**Dataset**
— BEGIN —

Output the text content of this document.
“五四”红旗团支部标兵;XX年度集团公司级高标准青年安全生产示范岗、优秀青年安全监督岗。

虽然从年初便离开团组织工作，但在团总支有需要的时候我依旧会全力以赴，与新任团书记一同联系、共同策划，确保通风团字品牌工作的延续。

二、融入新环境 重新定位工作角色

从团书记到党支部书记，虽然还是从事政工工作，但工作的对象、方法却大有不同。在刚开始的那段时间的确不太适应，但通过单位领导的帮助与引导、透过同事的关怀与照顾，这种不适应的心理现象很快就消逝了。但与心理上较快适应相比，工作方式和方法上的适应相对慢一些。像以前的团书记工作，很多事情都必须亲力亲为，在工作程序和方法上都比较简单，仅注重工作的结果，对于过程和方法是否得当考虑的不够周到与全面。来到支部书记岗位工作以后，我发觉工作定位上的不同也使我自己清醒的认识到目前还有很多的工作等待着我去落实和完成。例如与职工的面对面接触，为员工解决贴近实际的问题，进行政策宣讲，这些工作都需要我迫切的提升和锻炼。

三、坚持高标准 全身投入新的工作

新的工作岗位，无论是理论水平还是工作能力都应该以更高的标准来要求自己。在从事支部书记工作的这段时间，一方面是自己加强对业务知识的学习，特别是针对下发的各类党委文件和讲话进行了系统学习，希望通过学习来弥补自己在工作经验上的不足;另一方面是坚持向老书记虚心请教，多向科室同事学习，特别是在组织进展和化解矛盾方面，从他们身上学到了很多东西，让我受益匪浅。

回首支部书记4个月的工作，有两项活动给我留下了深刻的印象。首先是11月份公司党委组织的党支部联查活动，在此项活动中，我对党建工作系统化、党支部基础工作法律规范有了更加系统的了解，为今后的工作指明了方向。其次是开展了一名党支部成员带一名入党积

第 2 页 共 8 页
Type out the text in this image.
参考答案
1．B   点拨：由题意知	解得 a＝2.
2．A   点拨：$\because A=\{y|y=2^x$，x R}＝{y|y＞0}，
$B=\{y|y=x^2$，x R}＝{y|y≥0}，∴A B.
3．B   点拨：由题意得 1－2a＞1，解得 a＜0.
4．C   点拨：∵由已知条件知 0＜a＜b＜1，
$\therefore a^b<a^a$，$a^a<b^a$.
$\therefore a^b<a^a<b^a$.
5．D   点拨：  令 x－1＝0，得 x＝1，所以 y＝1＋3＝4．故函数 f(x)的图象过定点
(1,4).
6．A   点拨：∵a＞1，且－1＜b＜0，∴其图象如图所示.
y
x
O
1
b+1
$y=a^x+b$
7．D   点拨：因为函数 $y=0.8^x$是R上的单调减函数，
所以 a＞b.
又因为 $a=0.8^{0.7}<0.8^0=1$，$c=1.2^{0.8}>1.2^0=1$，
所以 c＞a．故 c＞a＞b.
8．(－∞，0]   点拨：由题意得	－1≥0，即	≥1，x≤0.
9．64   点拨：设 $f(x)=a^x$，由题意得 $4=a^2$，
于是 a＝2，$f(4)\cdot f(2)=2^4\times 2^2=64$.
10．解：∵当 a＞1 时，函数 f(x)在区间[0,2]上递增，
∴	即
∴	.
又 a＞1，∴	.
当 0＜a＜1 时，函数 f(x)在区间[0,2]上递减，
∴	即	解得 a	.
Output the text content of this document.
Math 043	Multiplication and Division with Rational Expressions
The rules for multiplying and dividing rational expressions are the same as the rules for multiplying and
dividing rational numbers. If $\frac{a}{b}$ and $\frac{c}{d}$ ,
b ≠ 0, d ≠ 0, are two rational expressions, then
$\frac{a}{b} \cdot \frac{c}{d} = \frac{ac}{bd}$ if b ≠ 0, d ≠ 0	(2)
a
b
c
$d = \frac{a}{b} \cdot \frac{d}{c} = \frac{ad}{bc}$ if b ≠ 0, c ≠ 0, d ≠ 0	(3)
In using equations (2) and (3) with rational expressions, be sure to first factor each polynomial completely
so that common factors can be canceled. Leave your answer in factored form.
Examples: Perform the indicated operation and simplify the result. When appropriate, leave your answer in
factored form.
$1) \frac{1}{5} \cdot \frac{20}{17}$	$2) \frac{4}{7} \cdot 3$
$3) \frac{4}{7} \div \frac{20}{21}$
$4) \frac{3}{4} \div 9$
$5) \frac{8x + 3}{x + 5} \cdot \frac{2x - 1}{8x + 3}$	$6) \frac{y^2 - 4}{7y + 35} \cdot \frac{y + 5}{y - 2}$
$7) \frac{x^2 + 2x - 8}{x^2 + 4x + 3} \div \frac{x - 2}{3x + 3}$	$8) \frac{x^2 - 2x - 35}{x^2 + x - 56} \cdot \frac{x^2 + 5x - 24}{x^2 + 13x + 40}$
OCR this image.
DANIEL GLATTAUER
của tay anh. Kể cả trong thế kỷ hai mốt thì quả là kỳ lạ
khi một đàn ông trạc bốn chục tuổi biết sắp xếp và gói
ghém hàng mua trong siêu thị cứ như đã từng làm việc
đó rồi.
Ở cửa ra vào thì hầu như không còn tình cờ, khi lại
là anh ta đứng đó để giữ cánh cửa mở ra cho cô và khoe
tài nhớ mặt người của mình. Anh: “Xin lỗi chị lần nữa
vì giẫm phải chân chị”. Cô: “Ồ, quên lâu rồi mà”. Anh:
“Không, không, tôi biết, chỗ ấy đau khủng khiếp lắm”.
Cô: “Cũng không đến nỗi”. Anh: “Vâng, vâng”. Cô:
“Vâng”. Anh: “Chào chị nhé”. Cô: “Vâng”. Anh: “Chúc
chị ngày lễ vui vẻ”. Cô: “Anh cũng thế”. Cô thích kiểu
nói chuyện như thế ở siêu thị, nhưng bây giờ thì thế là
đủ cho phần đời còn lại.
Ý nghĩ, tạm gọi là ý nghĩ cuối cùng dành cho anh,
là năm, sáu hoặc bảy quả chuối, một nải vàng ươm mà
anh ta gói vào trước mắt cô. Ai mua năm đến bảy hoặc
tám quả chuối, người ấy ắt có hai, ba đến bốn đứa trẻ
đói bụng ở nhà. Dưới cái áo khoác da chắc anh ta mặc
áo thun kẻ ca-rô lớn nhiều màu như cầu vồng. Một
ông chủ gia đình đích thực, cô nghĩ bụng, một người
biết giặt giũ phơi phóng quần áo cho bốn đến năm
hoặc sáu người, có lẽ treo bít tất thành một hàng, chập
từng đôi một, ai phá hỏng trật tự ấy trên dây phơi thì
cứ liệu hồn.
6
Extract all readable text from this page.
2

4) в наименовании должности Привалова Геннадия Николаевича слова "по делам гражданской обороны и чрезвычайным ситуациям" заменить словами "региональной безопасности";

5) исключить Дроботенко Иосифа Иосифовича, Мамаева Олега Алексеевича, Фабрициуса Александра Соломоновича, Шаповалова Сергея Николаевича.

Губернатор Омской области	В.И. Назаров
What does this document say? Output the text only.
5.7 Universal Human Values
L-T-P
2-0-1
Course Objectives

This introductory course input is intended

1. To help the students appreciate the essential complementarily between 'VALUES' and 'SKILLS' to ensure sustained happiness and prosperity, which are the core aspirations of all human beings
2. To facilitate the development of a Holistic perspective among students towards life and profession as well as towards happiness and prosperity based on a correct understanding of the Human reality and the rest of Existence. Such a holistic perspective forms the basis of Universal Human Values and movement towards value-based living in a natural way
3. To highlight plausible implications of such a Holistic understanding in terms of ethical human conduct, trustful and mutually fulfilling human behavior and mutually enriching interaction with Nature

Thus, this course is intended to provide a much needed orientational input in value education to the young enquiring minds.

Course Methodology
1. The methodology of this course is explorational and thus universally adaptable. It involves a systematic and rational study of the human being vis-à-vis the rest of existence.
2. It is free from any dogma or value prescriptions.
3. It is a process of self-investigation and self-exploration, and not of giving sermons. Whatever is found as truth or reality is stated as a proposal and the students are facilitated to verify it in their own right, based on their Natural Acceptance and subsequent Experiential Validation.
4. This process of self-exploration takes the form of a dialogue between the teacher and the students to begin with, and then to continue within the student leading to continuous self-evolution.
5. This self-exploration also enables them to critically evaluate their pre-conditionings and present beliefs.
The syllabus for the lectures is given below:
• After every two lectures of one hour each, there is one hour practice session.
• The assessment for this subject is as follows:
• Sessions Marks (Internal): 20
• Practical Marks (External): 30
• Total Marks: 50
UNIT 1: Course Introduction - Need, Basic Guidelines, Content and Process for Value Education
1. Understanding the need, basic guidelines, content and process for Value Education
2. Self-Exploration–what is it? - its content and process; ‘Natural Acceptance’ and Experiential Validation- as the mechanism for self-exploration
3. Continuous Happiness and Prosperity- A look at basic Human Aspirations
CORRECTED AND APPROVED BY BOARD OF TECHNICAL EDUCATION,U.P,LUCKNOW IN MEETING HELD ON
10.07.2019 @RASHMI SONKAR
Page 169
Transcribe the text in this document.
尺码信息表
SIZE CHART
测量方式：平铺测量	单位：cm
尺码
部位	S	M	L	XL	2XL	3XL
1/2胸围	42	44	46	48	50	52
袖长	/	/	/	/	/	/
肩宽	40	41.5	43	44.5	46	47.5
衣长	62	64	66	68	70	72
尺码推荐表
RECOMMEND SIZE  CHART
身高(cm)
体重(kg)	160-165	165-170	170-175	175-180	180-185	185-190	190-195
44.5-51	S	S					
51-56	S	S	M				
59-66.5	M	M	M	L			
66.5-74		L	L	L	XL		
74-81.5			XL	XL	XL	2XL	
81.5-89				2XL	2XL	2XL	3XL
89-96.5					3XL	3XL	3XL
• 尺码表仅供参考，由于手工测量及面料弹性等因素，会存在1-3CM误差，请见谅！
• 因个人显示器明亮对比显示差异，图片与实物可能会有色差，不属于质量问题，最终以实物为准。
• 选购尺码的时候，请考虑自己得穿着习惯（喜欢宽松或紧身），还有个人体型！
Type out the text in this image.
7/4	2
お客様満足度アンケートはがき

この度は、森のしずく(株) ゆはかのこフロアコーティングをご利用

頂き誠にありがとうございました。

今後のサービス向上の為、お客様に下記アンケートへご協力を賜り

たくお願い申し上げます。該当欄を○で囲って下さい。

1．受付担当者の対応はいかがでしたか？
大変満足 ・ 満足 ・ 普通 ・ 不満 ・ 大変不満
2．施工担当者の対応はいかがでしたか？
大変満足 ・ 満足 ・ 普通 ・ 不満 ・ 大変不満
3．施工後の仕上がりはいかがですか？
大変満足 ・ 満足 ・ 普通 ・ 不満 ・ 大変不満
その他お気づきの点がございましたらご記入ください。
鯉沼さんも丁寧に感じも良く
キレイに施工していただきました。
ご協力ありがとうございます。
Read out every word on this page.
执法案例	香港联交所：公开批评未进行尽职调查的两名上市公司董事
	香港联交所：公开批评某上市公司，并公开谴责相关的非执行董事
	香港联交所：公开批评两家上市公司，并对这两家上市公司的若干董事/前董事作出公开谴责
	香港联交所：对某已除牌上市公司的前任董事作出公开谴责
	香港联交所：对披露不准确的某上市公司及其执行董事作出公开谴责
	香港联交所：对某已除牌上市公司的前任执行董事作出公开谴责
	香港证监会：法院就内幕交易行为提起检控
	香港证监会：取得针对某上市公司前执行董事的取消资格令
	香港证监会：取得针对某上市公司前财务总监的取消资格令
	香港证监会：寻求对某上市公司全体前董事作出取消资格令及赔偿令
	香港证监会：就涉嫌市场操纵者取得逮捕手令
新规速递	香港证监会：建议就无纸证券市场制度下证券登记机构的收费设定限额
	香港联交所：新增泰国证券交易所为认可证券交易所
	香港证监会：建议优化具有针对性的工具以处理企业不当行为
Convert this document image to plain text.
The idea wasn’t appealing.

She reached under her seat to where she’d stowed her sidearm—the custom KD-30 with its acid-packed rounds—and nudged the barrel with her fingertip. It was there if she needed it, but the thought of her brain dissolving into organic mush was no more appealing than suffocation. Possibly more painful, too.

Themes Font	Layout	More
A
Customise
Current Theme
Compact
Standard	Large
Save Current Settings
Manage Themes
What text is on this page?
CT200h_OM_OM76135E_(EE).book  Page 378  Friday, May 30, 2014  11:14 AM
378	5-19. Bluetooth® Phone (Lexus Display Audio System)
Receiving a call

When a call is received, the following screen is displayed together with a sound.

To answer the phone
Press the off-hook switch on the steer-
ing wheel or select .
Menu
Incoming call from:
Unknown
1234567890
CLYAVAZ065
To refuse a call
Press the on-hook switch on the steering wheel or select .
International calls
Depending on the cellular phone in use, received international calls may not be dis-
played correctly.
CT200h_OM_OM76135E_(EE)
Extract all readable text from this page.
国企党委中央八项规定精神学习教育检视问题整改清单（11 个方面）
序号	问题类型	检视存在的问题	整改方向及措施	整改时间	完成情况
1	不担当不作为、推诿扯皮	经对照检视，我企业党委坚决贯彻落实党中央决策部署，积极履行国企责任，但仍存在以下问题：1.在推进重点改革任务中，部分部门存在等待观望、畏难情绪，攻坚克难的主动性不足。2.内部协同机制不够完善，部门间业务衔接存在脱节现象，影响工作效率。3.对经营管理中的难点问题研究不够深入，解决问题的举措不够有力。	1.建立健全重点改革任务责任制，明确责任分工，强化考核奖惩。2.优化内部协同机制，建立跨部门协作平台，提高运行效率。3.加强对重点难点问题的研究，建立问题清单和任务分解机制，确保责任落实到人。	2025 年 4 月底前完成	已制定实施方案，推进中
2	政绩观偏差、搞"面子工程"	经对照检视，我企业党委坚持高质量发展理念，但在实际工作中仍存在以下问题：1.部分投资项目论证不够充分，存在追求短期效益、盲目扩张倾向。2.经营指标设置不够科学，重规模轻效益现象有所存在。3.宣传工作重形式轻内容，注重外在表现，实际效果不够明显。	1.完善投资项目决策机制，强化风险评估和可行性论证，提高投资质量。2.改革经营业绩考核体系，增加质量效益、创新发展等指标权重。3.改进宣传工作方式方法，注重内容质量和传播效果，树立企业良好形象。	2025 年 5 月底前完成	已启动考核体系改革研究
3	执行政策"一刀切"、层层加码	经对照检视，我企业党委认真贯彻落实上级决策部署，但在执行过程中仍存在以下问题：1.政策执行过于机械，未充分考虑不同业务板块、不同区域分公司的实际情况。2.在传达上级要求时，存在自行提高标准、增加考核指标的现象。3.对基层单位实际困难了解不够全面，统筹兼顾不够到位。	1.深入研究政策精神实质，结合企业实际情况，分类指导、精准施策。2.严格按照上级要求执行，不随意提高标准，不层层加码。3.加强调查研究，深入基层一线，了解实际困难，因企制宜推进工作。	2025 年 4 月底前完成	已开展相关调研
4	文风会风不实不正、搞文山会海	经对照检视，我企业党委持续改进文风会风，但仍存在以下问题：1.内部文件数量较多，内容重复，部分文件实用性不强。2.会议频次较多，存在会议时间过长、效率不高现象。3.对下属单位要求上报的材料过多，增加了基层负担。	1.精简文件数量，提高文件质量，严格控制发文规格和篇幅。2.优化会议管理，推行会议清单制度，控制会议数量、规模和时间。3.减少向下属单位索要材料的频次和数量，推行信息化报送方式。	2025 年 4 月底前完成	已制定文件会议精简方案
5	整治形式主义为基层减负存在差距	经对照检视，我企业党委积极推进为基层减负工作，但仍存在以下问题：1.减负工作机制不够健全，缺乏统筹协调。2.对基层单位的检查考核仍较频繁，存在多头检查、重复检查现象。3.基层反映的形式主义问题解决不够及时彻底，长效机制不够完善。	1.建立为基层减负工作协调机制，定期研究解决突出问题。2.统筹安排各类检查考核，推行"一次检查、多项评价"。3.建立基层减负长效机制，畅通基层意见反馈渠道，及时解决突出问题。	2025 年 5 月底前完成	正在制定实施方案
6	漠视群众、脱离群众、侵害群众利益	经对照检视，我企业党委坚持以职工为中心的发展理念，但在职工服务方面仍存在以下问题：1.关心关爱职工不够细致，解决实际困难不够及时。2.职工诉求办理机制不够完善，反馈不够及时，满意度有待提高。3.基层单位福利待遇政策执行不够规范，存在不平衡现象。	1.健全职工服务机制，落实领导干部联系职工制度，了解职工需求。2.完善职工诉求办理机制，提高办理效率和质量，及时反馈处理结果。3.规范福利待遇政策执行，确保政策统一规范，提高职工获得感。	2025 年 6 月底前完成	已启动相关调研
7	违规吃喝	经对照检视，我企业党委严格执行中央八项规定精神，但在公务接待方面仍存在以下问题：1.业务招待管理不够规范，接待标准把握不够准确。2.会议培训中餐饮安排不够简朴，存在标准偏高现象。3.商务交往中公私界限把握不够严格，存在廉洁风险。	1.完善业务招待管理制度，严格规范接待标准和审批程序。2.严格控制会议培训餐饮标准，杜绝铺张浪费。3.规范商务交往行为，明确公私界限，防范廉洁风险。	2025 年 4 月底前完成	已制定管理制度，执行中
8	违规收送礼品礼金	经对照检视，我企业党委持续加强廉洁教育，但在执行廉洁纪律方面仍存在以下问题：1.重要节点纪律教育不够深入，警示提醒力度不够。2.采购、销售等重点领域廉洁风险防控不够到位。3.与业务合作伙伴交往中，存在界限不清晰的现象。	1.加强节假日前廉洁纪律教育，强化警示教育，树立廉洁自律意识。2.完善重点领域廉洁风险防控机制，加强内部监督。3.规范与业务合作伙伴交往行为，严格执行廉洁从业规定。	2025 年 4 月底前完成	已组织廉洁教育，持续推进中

— END —

**Work instructions**
Which lines contain "hàng"? Copy each of them out.

**Reply to the task**
ghém hàng mua trong siêu thị cứ như đã từng làm việc
hoặc sáu người, có lẽ treo bít tất thành một hàng, chập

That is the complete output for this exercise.